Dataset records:
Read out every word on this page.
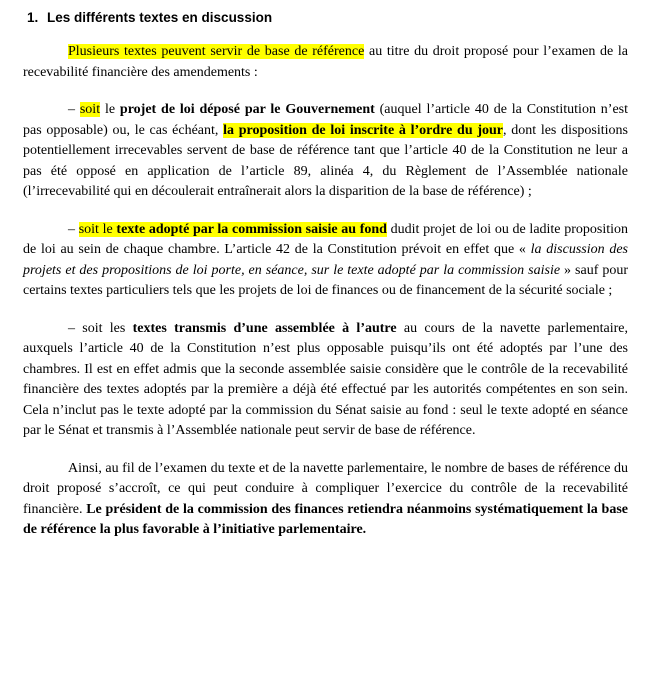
1. Les différents textes en discussion

Plusieurs textes peuvent servir de base de référence au titre du droit proposé pour l’examen de la recevabilité financière des amendements :

– soit le projet de loi déposé par le Gouvernement (auquel l’article 40 de la Constitution n’est pas opposable) ou, le cas échéant, la proposition de loi inscrite à l’ordre du jour, dont les dispositions potentiellement irrecevables servent de base de référence tant que l’article 40 de la Constitution ne leur a pas été opposé en application de l’article 89, alinéa 4, du Règlement de l’Assemblée nationale (l’irrecevabilité qui en découlerait entraînerait alors la disparition de la base de référence) ;

– soit le texte adopté par la commission saisie au fond dudit projet de loi ou de ladite proposition de loi au sein de chaque chambre. L’article 42 de la Constitution prévoit en effet que « la discussion des projets et des propositions de loi porte, en séance, sur le texte adopté par la commission saisie » sauf pour certains textes particuliers tels que les projets de loi de finances ou de financement de la sécurité sociale ;

– soit les textes transmis d’une assemblée à l’autre au cours de la navette parlementaire, auxquels l’article 40 de la Constitution n’est plus opposable puisqu’ils ont été adoptés par l’une des chambres. Il est en effet admis que la seconde assemblée saisie considère que le contrôle de la recevabilité financière des textes adoptés par la première a déjà été effectué par les autorités compétentes en son sein. Cela n’inclut pas le texte adopté par la commission du Sénat saisie au fond : seul le texte adopté en séance par le Sénat et transmis à l’Assemblée nationale peut servir de base de référence.

Ainsi, au fil de l’examen du texte et de la navette parlementaire, le nombre de bases de référence du droit proposé s’accroît, ce qui peut conduire à compliquer l’exercice du contrôle de la recevabilité financière. Le président de la commission des finances retiendra néanmoins systématiquement la base de référence la plus favorable à l’initiative parlementaire.
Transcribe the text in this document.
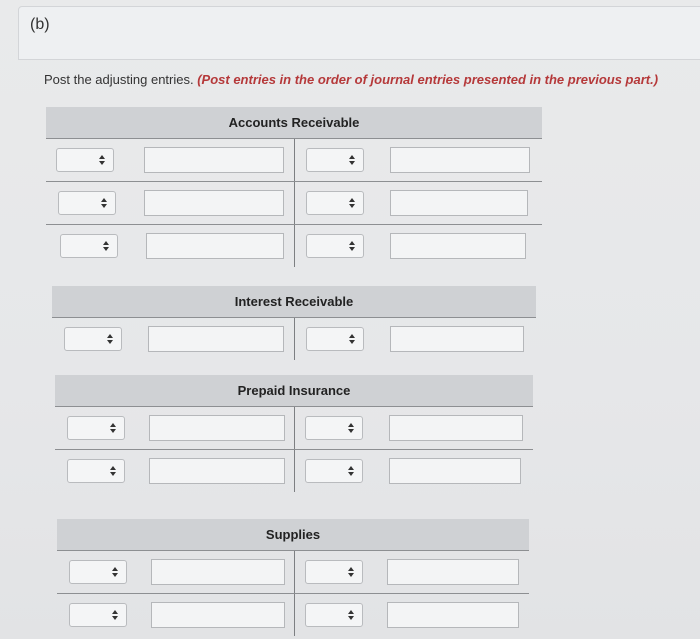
(b)
Post the adjusting entries. (Post entries in the order of journal entries presented in the previous part.)
Accounts Receivable
Interest Receivable
Prepaid Insurance
Supplies
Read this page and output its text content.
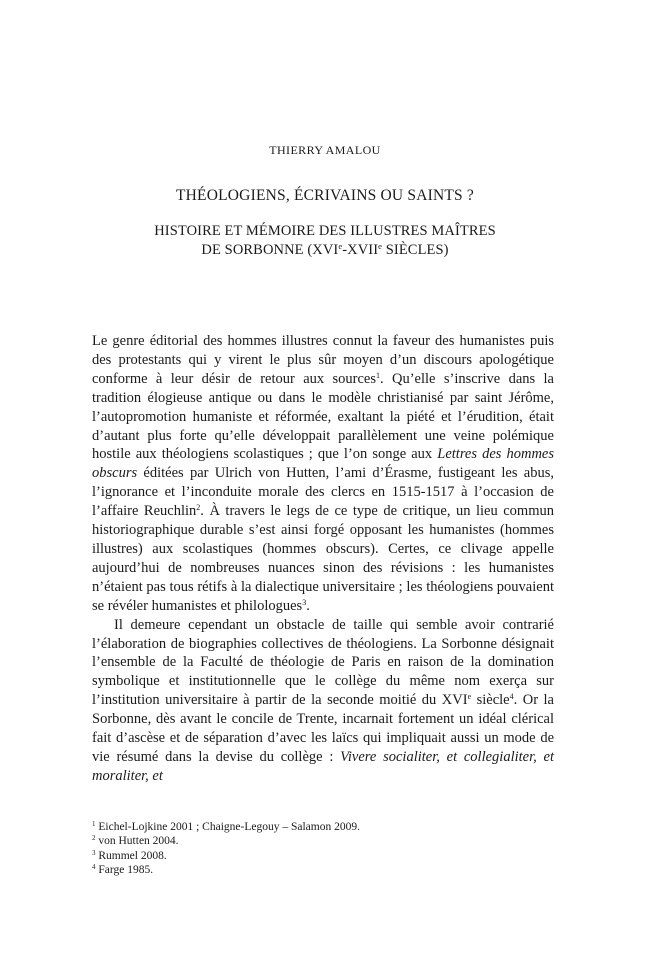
THIERRY AMALOU
THÉOLOGIENS, ÉCRIVAINS OU SAINTS ?
HISTOIRE ET MÉMOIRE DES ILLUSTRES MAÎTRES
DE SORBONNE (XVIe-XVIIe SIÈCLES)

Le genre éditorial des hommes illustres connut la faveur des humanistes puis des protestants qui y virent le plus sûr moyen d’un discours apologétique conforme à leur désir de retour aux sources$^1$. Qu’elle s’inscrive dans la tradition élogieuse antique ou dans le modèle christianisé par saint Jérôme, l’autopromotion humaniste et réformée, exaltant la piété et l’érudition, était d’autant plus forte qu’elle développait parallèlement une veine polémique hostile aux théologiens scolastiques ; que l’on songe aux Lettres des hommes obscurs éditées par Ulrich von Hutten, l’ami d’Érasme, fustigeant les abus, l’ignorance et l’inconduite morale des clercs en 1515-1517 à l’occasion de l’affaire Reuchlin$^2$. À travers le legs de ce type de critique, un lieu commun historiographique durable s’est ainsi forgé opposant les humanistes (hommes illustres) aux scolastiques (hommes obscurs). Certes, ce clivage appelle aujourd’hui de nombreuses nuances sinon des révisions : les humanistes n’étaient pas tous rétifs à la dialectique universitaire ; les théologiens pouvaient se révéler humanistes et philologues$^3$.

Il demeure cependant un obstacle de taille qui semble avoir contrarié l’élaboration de biographies collectives de théologiens. La Sorbonne désignait l’ensemble de la Faculté de théologie de Paris en raison de la domination symbolique et institutionnelle que le collège du même nom exerça sur l’institution universitaire à partir de la seconde moitié du XVIe siècle$^4$. Or la Sorbonne, dès avant le concile de Trente, incarnait fortement un idéal clérical fait d’ascèse et de séparation d’avec les laïcs qui impliquait aussi un mode de vie résumé dans la devise du collège : Vivere socialiter, et collegialiter, et moraliter, et

$^1$ Eichel-Lojkine 2001 ; Chaigne-Legouy – Salamon 2009.
$^2$ von Hutten 2004.
$^3$ Rummel 2008.
$^4$ Farge 1985.
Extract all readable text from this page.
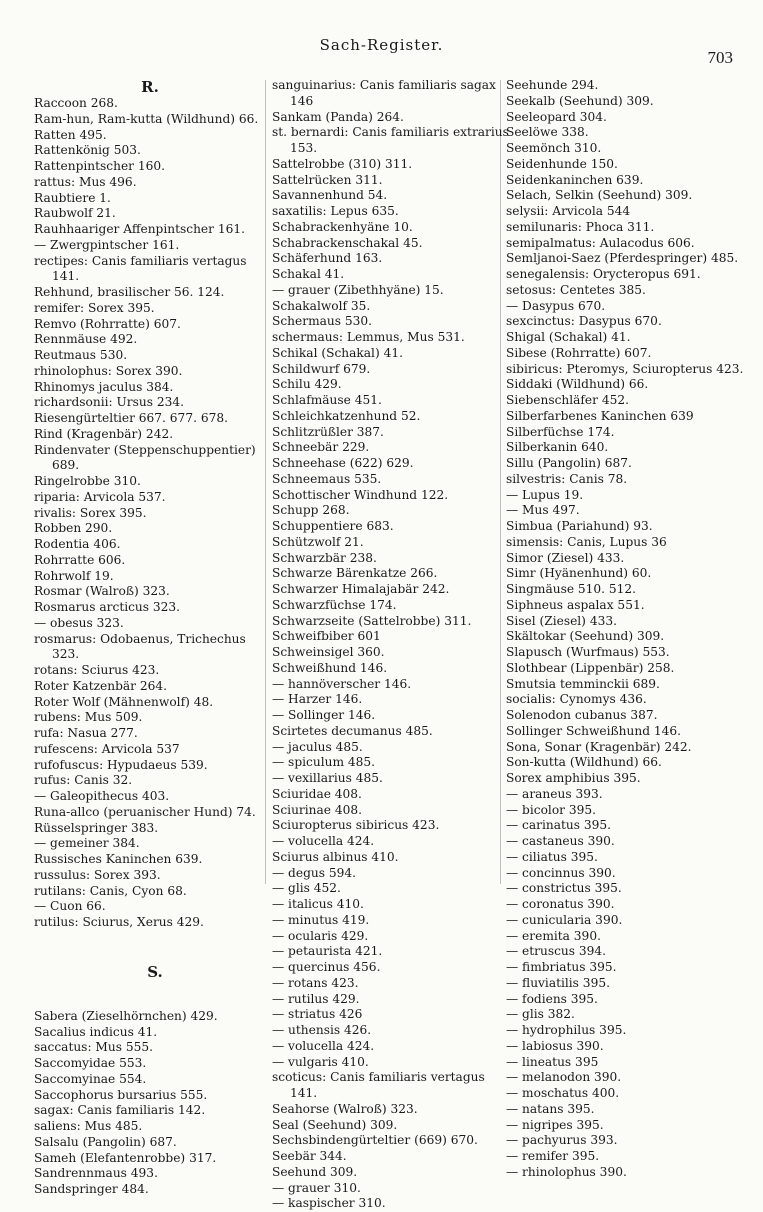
Sach-Register.
703
R.
Raccoon 268.
Ram-hun, Ram-kutta (Wildhund) 66.
Ratten 495.
Rattenkönig 503.
Rattenpintscher 160.
rattus: Mus 496.
Raubtiere 1.
Raubwolf 21.
Rauhhaariger Affenpintscher 161.
— Zwergpintscher 161.
rectipes: Canis familiaris vertagus 141.
Rehhund, brasilischer 56. 124.
remifer: Sorex 395.
Remvo (Rohrratte) 607.
Rennmäuse 492.
Reutmaus 530.
rhinolophus: Sorex 390.
Rhinomys jaculus 384.
richardsonii: Ursus 234.
Riesengürteltier 667. 677. 678.
Rind (Kragenbär) 242.
Rindenvater (Steppenschuppentier) 689.
Ringelrobbe 310.
riparia: Arvicola 537.
rivalis: Sorex 395.
Robben 290.
Rodentia 406.
Rohrratte 606.
Rohrwolf 19.
Rosmar (Walroß) 323.
Rosmarus arcticus 323.
— obesus 323.
rosmarus: Odobaenus, Trichechus 323.
rotans: Sciurus 423.
Roter Katzenbär 264.
Roter Wolf (Mähnenwolf) 48.
rubens: Mus 509.
rufa: Nasua 277.
rufescens: Arvicola 537
rufofuscus: Hypudaeus 539.
rufus: Canis 32.
— Galeopithecus 403.
Runa-allco (peruanischer Hund) 74.
Rüsselspringer 383.
— gemeiner 384.
Russisches Kaninchen 639.
russulus: Sorex 393.
rutilans: Canis, Cyon 68.
— Cuon 66.
rutilus: Sciurus, Xerus 429.
S.
Sabera (Zieselhörnchen) 429.
Sacalius indicus 41.
saccatus: Mus 555.
Saccomyidae 553.
Saccomyinae 554.
Saccophorus bursarius 555.
sagax: Canis familiaris 142.
saliens: Mus 485.
Salsalu (Pangolin) 687.
Sameh (Elefantenrobbe) 317.
Sandrennmaus 493.
Sandspringer 484.
sanguinarius: Canis familiaris sagax 146
Sankam (Panda) 264.
st. bernardi: Canis familiaris extrarius 153.
Sattelrobbe (310) 311.
Sattelrücken 311.
Savannenhund 54.
saxatilis: Lepus 635.
Schabrackenhyäne 10.
Schabrackenschakal 45.
Schäferhund 163.
Schakal 41.
— grauer (Zibethhyäne) 15.
Schakalwolf 35.
Schermaus 530.
schermaus: Lemmus, Mus 531.
Schikal (Schakal) 41.
Schildwurf 679.
Schilu 429.
Schlafmäuse 451.
Schleichkatzenhund 52.
Schlitzrüßler 387.
Schneebär 229.
Schneehase (622) 629.
Schneemaus 535.
Schottischer Windhund 122.
Schupp 268.
Schuppentiere 683.
Schützwolf 21.
Schwarzbär 238.
Schwarze Bärenkatze 266.
Schwarzer Himalajabär 242.
Schwarzfüchse 174.
Schwarzseite (Sattelrobbe) 311.
Schweifbiber 601
Schweinsigel 360.
Schweißhund 146.
— hannöverscher 146.
— Harzer 146.
— Sollinger 146.
Scirtetes decumanus 485.
— jaculus 485.
— spiculum 485.
— vexillarius 485.
Sciuridae 408.
Sciurinae 408.
Sciuropterus sibiricus 423.
— volucella 424.
Sciurus albinus 410.
— degus 594.
— glis 452.
— italicus 410.
— minutus 419.
— ocularis 429.
— petaurista 421.
— quercinus 456.
— rotans 423.
— rutilus 429.
— striatus 426
— uthensis 426.
— volucella 424.
— vulgaris 410.
scoticus: Canis familiaris vertagus 141.
Seahorse (Walroß) 323.
Seal (Seehund) 309.
Sechsbindengürteltier (669) 670.
Seebär 344.
Seehund 309.
— grauer 310.
— kaspischer 310.
Seehunde 294.
Seekalb (Seehund) 309.
Seeleopard 304.
Seelöwe 338.
Seemönch 310.
Seidenhunde 150.
Seidenkaninchen 639.
Selach, Selkin (Seehund) 309.
selysii: Arvicola 544
semilunaris: Phoca 311.
semipalmatus: Aulacodus 606.
Semljanoi-Saez (Pferdespringer) 485.
senegalensis: Orycteropus 691.
setosus: Centetes 385.
— Dasypus 670.
sexcinctus: Dasypus 670.
Shigal (Schakal) 41.
Sibese (Rohrratte) 607.
sibiricus: Pteromys, Sciuropterus 423.
Siddaki (Wildhund) 66.
Siebenschläfer 452.
Silberfarbenes Kaninchen 639
Silberfüchse 174.
Silberkanin 640.
Sillu (Pangolin) 687.
silvestris: Canis 78.
— Lupus 19.
— Mus 497.
Simbua (Pariahund) 93.
simensis: Canis, Lupus 36
Simor (Ziesel) 433.
Simr (Hyänenhund) 60.
Singmäuse 510. 512.
Siphneus aspalax 551.
Sisel (Ziesel) 433.
Skältokar (Seehund) 309.
Slapusch (Wurfmaus) 553.
Slothbear (Lippenbär) 258.
Smutsia temminckii 689.
socialis: Cynomys 436.
Solenodon cubanus 387.
Sollinger Schweißhund 146.
Sona, Sonar (Kragenbär) 242.
Son-kutta (Wildhund) 66.
Sorex amphibius 395.
— araneus 393.
— bicolor 395.
— carinatus 395.
— castaneus 390.
— ciliatus 395.
— concinnus 390.
— constrictus 395.
— coronatus 390.
— cunicularia 390.
— eremita 390.
— etruscus 394.
— fimbriatus 395.
— fluviatilis 395.
— fodiens 395.
— glis 382.
— hydrophilus 395.
— labiosus 390.
— lineatus 395
— melanodon 390.
— moschatus 400.
— natans 395.
— nigripes 395.
— pachyurus 393.
— remifer 395.
— rhinolophus 390.
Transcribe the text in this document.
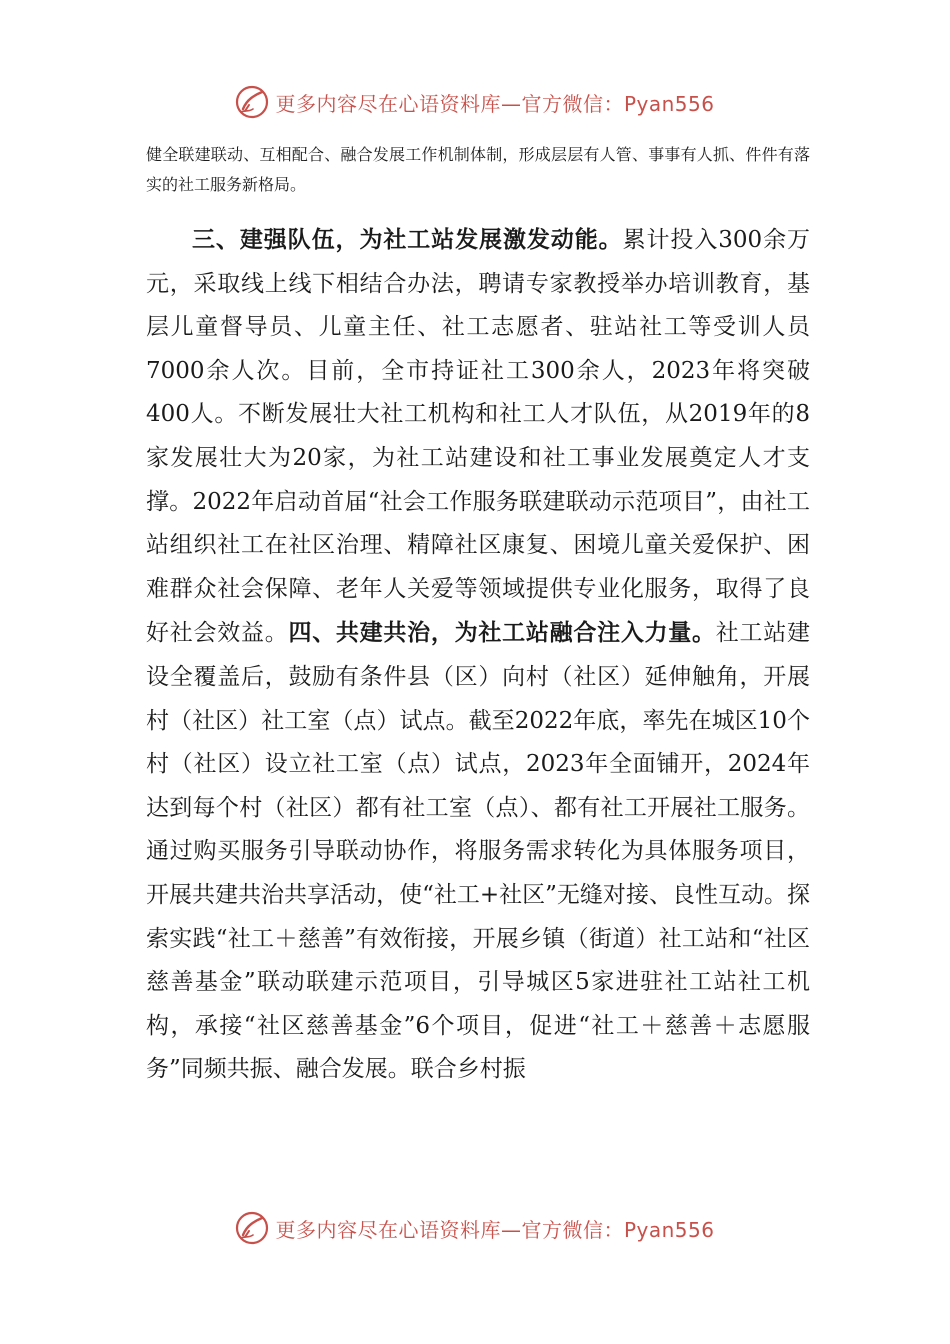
更多内容尽在心语资料库—官方微信：Pyan556

健全联建联动、互相配合、融合发展工作机制体制，形成层层有人管、事事有人抓、件件有落实的社工服务新格局。

三、建强队伍，为社工站发展激发动能。累计投入300余万元，采取线上线下相结合办法，聘请专家教授举办培训教育，基层儿童督导员、儿童主任、社工志愿者、驻站社工等受训人员7000余人次。目前，全市持证社工300余人，2023年将突破400人。不断发展壮大社工机构和社工人才队伍，从2019年的8家发展壮大为20家，为社工站建设和社工事业发展奠定人才支撑。2022年启动首届“社会工作服务联建联动示范项目”，由社工站组织社工在社区治理、精障社区康复、困境儿童关爱保护、困难群众社会保障、老年人关爱等领域提供专业化服务，取得了良好社会效益。四、共建共治，为社工站融合注入力量。社工站建设全覆盖后，鼓励有条件县（区）向村（社区）延伸触角，开展村（社区）社工室（点）试点。截至2022年底，率先在城区10个村（社区）设立社工室（点）试点，2023年全面铺开，2024年达到每个村（社区）都有社工室（点）、都有社工开展社工服务。通过购买服务引导联动协作，将服务需求转化为具体服务项目，开展共建共治共享活动，使“社工+社区”无缝对接、良性互动。探索实践“社工＋慈善”有效衔接，开展乡镇（街道）社工站和“社区慈善基金”联动联建示范项目，引导城区5家进驻社工站社工机构，承接“社区慈善基金”6个项目，促进“社工＋慈善＋志愿服务”同频共振、融合发展。联合乡村振

更多内容尽在心语资料库—官方微信：Pyan556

### WRITTEN REQUEST
Of the lines in the data above, how many contain the word "droit"? Give only that figure.

### WRITTEN SOLUTION
2